==== Stored rows

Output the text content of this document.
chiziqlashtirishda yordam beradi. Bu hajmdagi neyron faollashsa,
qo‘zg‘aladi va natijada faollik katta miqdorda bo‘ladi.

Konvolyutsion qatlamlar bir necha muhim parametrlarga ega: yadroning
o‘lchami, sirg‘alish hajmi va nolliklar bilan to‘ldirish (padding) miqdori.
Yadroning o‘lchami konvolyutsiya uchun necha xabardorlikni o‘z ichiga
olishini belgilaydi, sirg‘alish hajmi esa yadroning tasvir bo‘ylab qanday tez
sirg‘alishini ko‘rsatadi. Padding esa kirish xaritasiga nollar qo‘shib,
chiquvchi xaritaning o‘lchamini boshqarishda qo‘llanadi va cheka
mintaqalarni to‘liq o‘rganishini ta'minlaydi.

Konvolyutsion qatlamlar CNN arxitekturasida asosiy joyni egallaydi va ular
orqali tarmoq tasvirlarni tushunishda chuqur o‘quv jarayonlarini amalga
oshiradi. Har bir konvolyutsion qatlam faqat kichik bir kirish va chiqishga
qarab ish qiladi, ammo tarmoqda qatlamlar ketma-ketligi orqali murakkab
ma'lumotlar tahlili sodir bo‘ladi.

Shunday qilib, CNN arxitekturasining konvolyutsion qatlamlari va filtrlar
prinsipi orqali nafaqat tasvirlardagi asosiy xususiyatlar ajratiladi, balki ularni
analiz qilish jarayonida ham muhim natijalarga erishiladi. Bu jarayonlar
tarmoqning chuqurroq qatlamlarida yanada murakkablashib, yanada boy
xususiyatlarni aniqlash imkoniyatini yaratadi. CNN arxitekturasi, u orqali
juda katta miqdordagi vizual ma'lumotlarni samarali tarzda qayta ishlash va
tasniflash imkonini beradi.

========

**Written problem:**
Copy out every line from the records that has the word "orqali".

**Result below:**
orqali tarmoq tasvirlarni tushunishda chuqur o‘quv jarayonlarini amalga
qarab ish qiladi, ammo tarmoqda qatlamlar ketma-ketligi orqali murakkab
prinsipi orqali nafaqat tasvirlardagi asosiy xususiyatlar ajratiladi, balki ularni
xususiyatlarni aniqlash imkoniyatini yaratadi. CNN arxitekturasi, u orqali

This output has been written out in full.